EXERCISE:
Of all the lines in the data below, how many contain "Output"? Report that number alone.

▬▬▬▬▬▬▬▬▬▬

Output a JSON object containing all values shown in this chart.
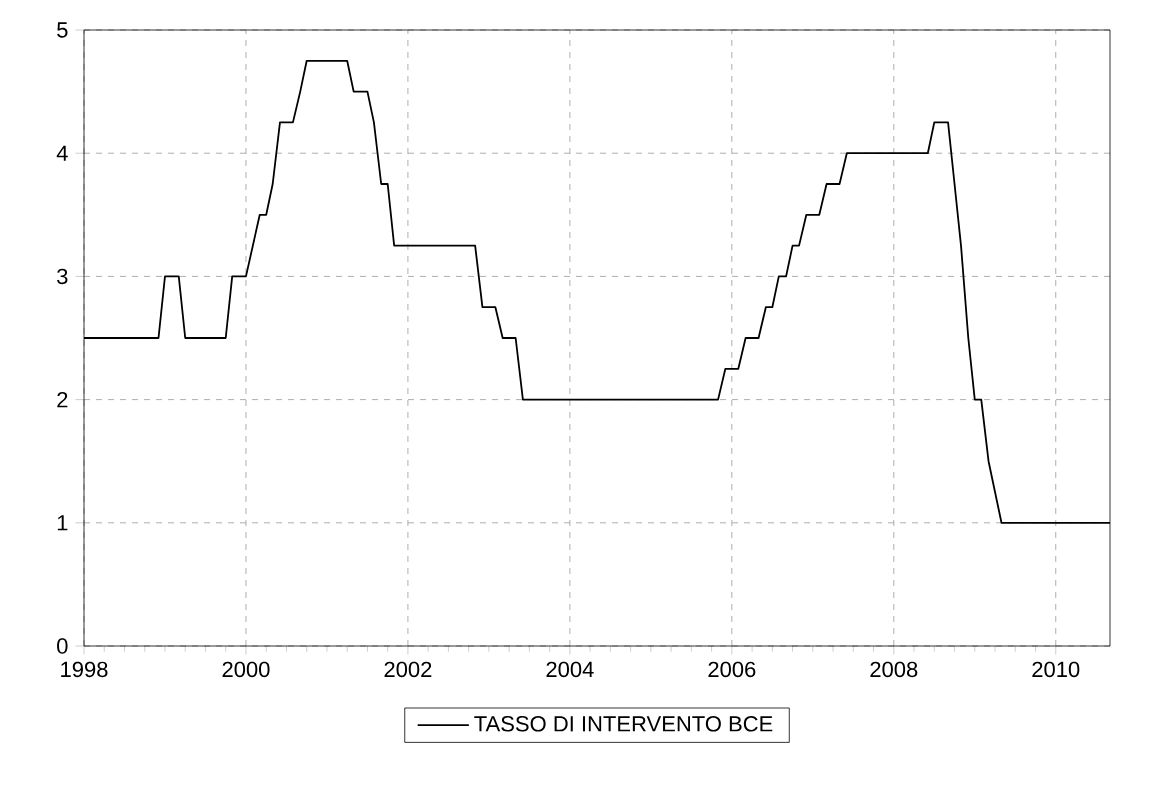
{
  "chart_data": {
    "type": "line",
    "x": [
      "1998-01",
      "1998-12",
      "1999-01",
      "1999-03",
      "1999-04",
      "1999-10",
      "1999-11",
      "2000-01",
      "2000-03",
      "2000-04",
      "2000-05",
      "2000-06",
      "2000-08",
      "2000-09",
      "2000-10",
      "2001-04",
      "2001-05",
      "2001-07",
      "2001-08",
      "2001-09",
      "2001-10",
      "2001-11",
      "2002-11",
      "2002-12",
      "2003-02",
      "2003-03",
      "2003-05",
      "2003-06",
      "2005-11",
      "2005-12",
      "2006-02",
      "2006-03",
      "2006-05",
      "2006-06",
      "2006-07",
      "2006-08",
      "2006-09",
      "2006-10",
      "2006-11",
      "2006-12",
      "2007-02",
      "2007-03",
      "2007-05",
      "2007-06",
      "2008-06",
      "2008-07",
      "2008-09",
      "2008-10",
      "2008-11",
      "2008-12",
      "2009-01",
      "2009-02",
      "2009-03",
      "2009-04",
      "2009-05",
      "2010-09"
    ],
    "series": [
      {
        "name": "TASSO DI INTERVENTO BCE",
        "color": "#000000",
        "values": [
          2.5,
          2.5,
          3.0,
          3.0,
          2.5,
          2.5,
          3.0,
          3.0,
          3.5,
          3.5,
          3.75,
          4.25,
          4.25,
          4.5,
          4.75,
          4.75,
          4.5,
          4.5,
          4.25,
          3.75,
          3.75,
          3.25,
          3.25,
          2.75,
          2.75,
          2.5,
          2.5,
          2.0,
          2.0,
          2.25,
          2.25,
          2.5,
          2.5,
          2.75,
          2.75,
          3.0,
          3.0,
          3.25,
          3.25,
          3.5,
          3.5,
          3.75,
          3.75,
          4.0,
          4.0,
          4.25,
          4.25,
          3.75,
          3.25,
          2.5,
          2.0,
          2.0,
          1.5,
          1.25,
          1.0,
          1.0
        ]
      }
    ],
    "xlim": [
      "1998-01",
      "2010-09"
    ],
    "xticks": [
      "1998",
      "2000",
      "2002",
      "2004",
      "2006",
      "2008",
      "2010"
    ],
    "ylim": [
      0,
      5
    ],
    "yticks": [
      0,
      1,
      2,
      3,
      4,
      5
    ],
    "grid": true,
    "legend": "bottom",
    "marker": "none",
    "line_style": "solid"
  }
}
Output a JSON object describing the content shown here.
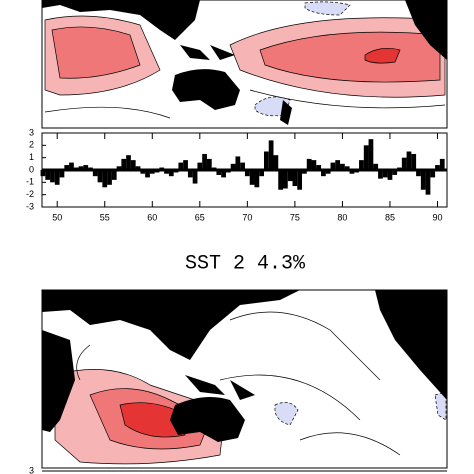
{
  "chart_data": [
    {
      "type": "bar",
      "color": "#000000",
      "x": [
        48.5,
        49,
        49.5,
        50,
        50.5,
        51,
        51.5,
        52,
        52.5,
        53,
        53.5,
        54,
        54.5,
        55,
        55.5,
        56,
        56.5,
        57,
        57.5,
        58,
        58.5,
        59,
        59.5,
        60,
        60.5,
        61,
        61.5,
        62,
        62.5,
        63,
        63.5,
        64,
        64.5,
        65,
        65.5,
        66,
        66.5,
        67,
        67.5,
        68,
        68.5,
        69,
        69.5,
        70,
        70.5,
        71,
        71.5,
        72,
        72.5,
        73,
        73.5,
        74,
        74.5,
        75,
        75.5,
        76,
        76.5,
        77,
        77.5,
        78,
        78.5,
        79,
        79.5,
        80,
        80.5,
        81,
        81.5,
        82,
        82.5,
        83,
        83.5,
        84,
        84.5,
        85,
        85.5,
        86,
        86.5,
        87,
        87.5,
        88,
        88.5,
        89,
        89.5,
        90,
        90.5
      ],
      "values": [
        -0.5,
        -0.8,
        -1.0,
        -1.2,
        -0.6,
        0.4,
        0.6,
        0.2,
        0.3,
        0.4,
        0.2,
        -0.5,
        -1.0,
        -1.4,
        -1.2,
        -0.8,
        0.3,
        0.9,
        1.2,
        0.8,
        0.3,
        -0.3,
        -0.6,
        -0.3,
        -0.2,
        0.2,
        -0.3,
        -0.5,
        -0.2,
        0.6,
        0.8,
        -0.6,
        -1.1,
        0.6,
        1.3,
        0.9,
        0.2,
        -0.4,
        -0.6,
        -0.2,
        0.5,
        1.1,
        0.6,
        -0.5,
        -1.2,
        -1.4,
        -0.5,
        1.5,
        2.4,
        1.2,
        -1.6,
        -1.5,
        -0.9,
        -1.3,
        -1.6,
        -0.3,
        0.9,
        0.8,
        0.4,
        -0.5,
        -0.3,
        0.6,
        0.8,
        0.5,
        0.3,
        -0.3,
        -0.2,
        0.8,
        2.0,
        2.5,
        0.5,
        -0.7,
        -0.6,
        -0.8,
        -0.4,
        0.2,
        1.0,
        1.5,
        1.3,
        -0.5,
        -1.6,
        -2.0,
        -0.6,
        0.4,
        0.9
      ],
      "xlim": [
        48.4,
        91.0
      ],
      "xticks": [
        50,
        55,
        60,
        65,
        70,
        75,
        80,
        85,
        90
      ],
      "ylim": [
        -3,
        3
      ],
      "yticks": [
        -3,
        -2,
        -1,
        0,
        1,
        2,
        3
      ]
    },
    {
      "type": "bar",
      "title": "SST  2  4.3%",
      "ylim": [
        -3,
        3
      ],
      "yticks": [
        3
      ]
    }
  ]
}
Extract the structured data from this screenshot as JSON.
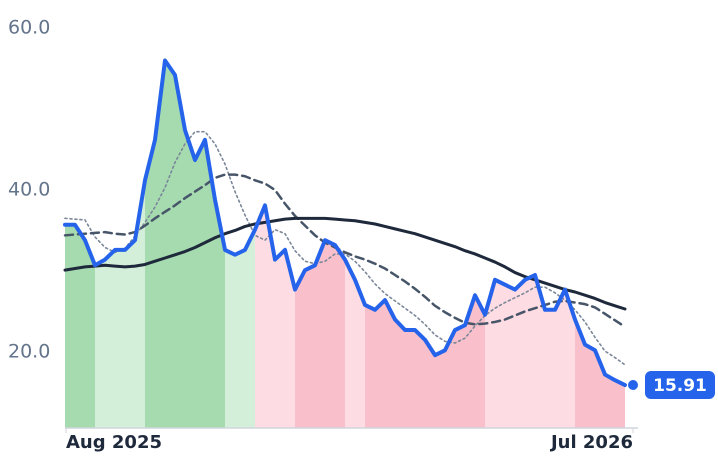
{
  "chart_data": {
    "type": "line",
    "categories": [
      "Aug 2025",
      null,
      null,
      null,
      null,
      null,
      null,
      null,
      null,
      null,
      null,
      null,
      null,
      null,
      null,
      null,
      null,
      null,
      null,
      null,
      null,
      null,
      null,
      null,
      null,
      null,
      null,
      null,
      null,
      null,
      null,
      null,
      null,
      null,
      null,
      null,
      null,
      null,
      null,
      null,
      null,
      null,
      null,
      null,
      null,
      null,
      null,
      null,
      null,
      null,
      null,
      null,
      null,
      null,
      null,
      null,
      "Jul 2026"
    ],
    "series": [
      {
        "color": "#2563eb",
        "values": [
          35.7,
          35.7,
          33.8,
          30.7,
          31.4,
          32.6,
          32.6,
          33.8,
          41.2,
          46.2,
          56.0,
          54.2,
          47.4,
          43.7,
          46.2,
          38.8,
          32.6,
          32.0,
          32.6,
          35.1,
          38.1,
          31.4,
          32.6,
          27.7,
          30.1,
          30.7,
          33.8,
          33.2,
          31.4,
          28.9,
          25.8,
          25.2,
          26.4,
          24.0,
          22.7,
          22.7,
          21.5,
          19.6,
          20.2,
          22.7,
          23.3,
          27.0,
          24.6,
          28.9,
          28.3,
          27.7,
          28.9,
          29.5,
          25.2,
          25.2,
          27.7,
          24.0,
          20.9,
          20.2,
          17.2,
          16.5,
          15.91
        ]
      },
      {
        "color": "#1e293b",
        "values": [
          30.1,
          30.3,
          30.5,
          30.6,
          30.7,
          30.6,
          30.5,
          30.6,
          30.8,
          31.2,
          31.6,
          32.0,
          32.4,
          32.9,
          33.5,
          34.1,
          34.6,
          35.0,
          35.5,
          35.8,
          36.0,
          36.2,
          36.4,
          36.5,
          36.5,
          36.5,
          36.5,
          36.4,
          36.3,
          36.2,
          36.0,
          35.8,
          35.5,
          35.2,
          34.9,
          34.6,
          34.2,
          33.8,
          33.4,
          33.0,
          32.5,
          32.1,
          31.6,
          31.1,
          30.5,
          29.8,
          29.3,
          28.9,
          28.5,
          28.1,
          27.7,
          27.4,
          27.0,
          26.6,
          26.1,
          25.7,
          25.3
        ]
      },
      {
        "color": "#475569",
        "dash": "8 5",
        "values": [
          34.4,
          34.5,
          34.6,
          34.7,
          34.8,
          34.6,
          34.5,
          34.8,
          35.6,
          36.5,
          37.3,
          38.1,
          39.0,
          39.8,
          40.6,
          41.5,
          41.9,
          41.9,
          41.7,
          41.2,
          40.8,
          40.0,
          38.3,
          36.8,
          35.6,
          34.4,
          33.5,
          32.9,
          32.3,
          31.8,
          31.4,
          30.9,
          30.3,
          29.5,
          28.7,
          27.8,
          26.8,
          25.7,
          24.9,
          24.2,
          23.6,
          23.4,
          23.5,
          23.7,
          24.0,
          24.5,
          25.0,
          25.4,
          25.8,
          26.2,
          26.3,
          26.1,
          25.9,
          25.5,
          24.7,
          23.9,
          23.1
        ]
      },
      {
        "color": "#7b8798",
        "dash": "2 3",
        "values": [
          36.5,
          36.4,
          36.3,
          34.2,
          32.9,
          32.3,
          32.8,
          34.3,
          36.0,
          37.9,
          40.3,
          43.4,
          45.7,
          47.2,
          47.2,
          45.7,
          43.2,
          39.8,
          36.9,
          34.4,
          33.8,
          35.1,
          34.6,
          32.5,
          31.2,
          30.9,
          31.2,
          32.1,
          32.1,
          31.2,
          29.9,
          28.4,
          27.2,
          26.3,
          25.4,
          24.5,
          23.4,
          22.1,
          21.3,
          21.1,
          21.7,
          23.2,
          24.5,
          25.4,
          26.1,
          26.7,
          27.3,
          28.0,
          28.0,
          27.3,
          26.4,
          25.2,
          23.7,
          21.8,
          20.1,
          19.3,
          18.4
        ]
      }
    ],
    "bands": [
      {
        "from": 0,
        "to": 3,
        "color": "#a6dbb0"
      },
      {
        "from": 3,
        "to": 8,
        "color": "#d3efd9"
      },
      {
        "from": 8,
        "to": 16,
        "color": "#a6dbb0"
      },
      {
        "from": 16,
        "to": 19,
        "color": "#d3efd9"
      },
      {
        "from": 19,
        "to": 23,
        "color": "#fddce3"
      },
      {
        "from": 23,
        "to": 28,
        "color": "#f9c0cb"
      },
      {
        "from": 28,
        "to": 30,
        "color": "#fddce3"
      },
      {
        "from": 30,
        "to": 42,
        "color": "#f9c0cb"
      },
      {
        "from": 42,
        "to": 51,
        "color": "#fddce3"
      },
      {
        "from": 51,
        "to": 56,
        "color": "#f9c0cb"
      }
    ],
    "ylim": [
      10.6,
      61.0
    ],
    "yticks": [
      {
        "value": 20,
        "label": "20.0"
      },
      {
        "value": 40,
        "label": "40.0"
      },
      {
        "value": 60,
        "label": "60.0"
      }
    ]
  }
}
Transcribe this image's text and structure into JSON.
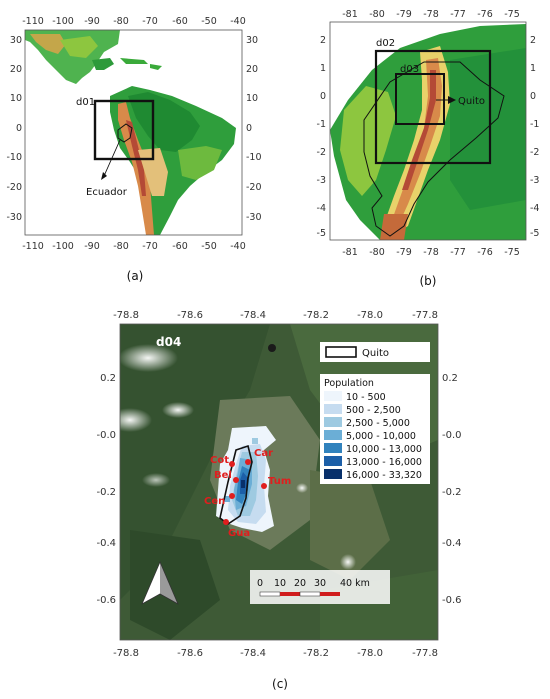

▬▬▬▬▬▬▬▬▬▬

RESULT:
2